→ **Exercise brief**: Retype exactly the lines from the line with "Enumerate this screenshot's" to the end of the data, keeping both boundary lines.

→ **The data**:
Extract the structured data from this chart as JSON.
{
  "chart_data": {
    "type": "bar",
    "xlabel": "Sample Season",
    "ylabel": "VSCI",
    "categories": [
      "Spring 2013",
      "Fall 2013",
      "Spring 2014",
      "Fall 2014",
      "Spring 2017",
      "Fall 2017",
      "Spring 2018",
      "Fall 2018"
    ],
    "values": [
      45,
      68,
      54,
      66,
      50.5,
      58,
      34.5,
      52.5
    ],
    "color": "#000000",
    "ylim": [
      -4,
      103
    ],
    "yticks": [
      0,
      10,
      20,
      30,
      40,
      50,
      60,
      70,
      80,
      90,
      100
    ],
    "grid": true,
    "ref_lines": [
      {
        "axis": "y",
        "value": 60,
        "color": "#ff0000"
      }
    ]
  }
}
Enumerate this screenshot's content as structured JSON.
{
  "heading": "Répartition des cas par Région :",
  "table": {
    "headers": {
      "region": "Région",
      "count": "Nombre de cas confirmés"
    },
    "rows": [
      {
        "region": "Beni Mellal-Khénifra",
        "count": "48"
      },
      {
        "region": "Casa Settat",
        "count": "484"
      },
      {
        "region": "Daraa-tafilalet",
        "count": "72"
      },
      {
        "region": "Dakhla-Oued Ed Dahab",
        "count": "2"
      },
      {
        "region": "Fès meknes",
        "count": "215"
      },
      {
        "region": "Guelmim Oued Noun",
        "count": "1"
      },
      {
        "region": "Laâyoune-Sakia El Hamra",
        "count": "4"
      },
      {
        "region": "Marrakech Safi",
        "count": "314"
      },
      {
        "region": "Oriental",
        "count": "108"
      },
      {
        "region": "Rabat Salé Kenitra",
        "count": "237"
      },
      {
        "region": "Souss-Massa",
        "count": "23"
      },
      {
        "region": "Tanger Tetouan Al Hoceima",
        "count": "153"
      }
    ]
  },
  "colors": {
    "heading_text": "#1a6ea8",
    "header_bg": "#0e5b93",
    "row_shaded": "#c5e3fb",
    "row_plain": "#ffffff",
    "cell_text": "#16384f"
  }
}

→ **Full solution**:
Enumerate this screenshot's content as structured JSON.
{
  "heading": "Répartition des cas par Région :",
  "table": {
    "headers": {
      "region": "Région",
      "count": "Nombre de cas confirmés"
    },
    "rows": [
      {
        "region": "Beni Mellal-Khénifra",
        "count": "48"
      },
      {
        "region": "Casa Settat",
        "count": "484"
      },
      {
        "region": "Daraa-tafilalet",
        "count": "72"
      },
      {
        "region": "Dakhla-Oued Ed Dahab",
        "count": "2"
      },
      {
        "region": "Fès meknes",
        "count": "215"
      },
      {
        "region": "Guelmim Oued Noun",
        "count": "1"
      },
      {
        "region": "Laâyoune-Sakia El Hamra",
        "count": "4"
      },
      {
        "region": "Marrakech Safi",
        "count": "314"
      },
      {
        "region": "Oriental",
        "count": "108"
      },
      {
        "region": "Rabat Salé Kenitra",
        "count": "237"
      },
      {
        "region": "Souss-Massa",
        "count": "23"
      },
      {
        "region": "Tanger Tetouan Al Hoceima",
        "count": "153"
      }
    ]
  },
  "colors": {
    "heading_text": "#1a6ea8",
    "header_bg": "#0e5b93",
    "row_shaded": "#c5e3fb",
    "row_plain": "#ffffff",
    "cell_text": "#16384f"
  }
}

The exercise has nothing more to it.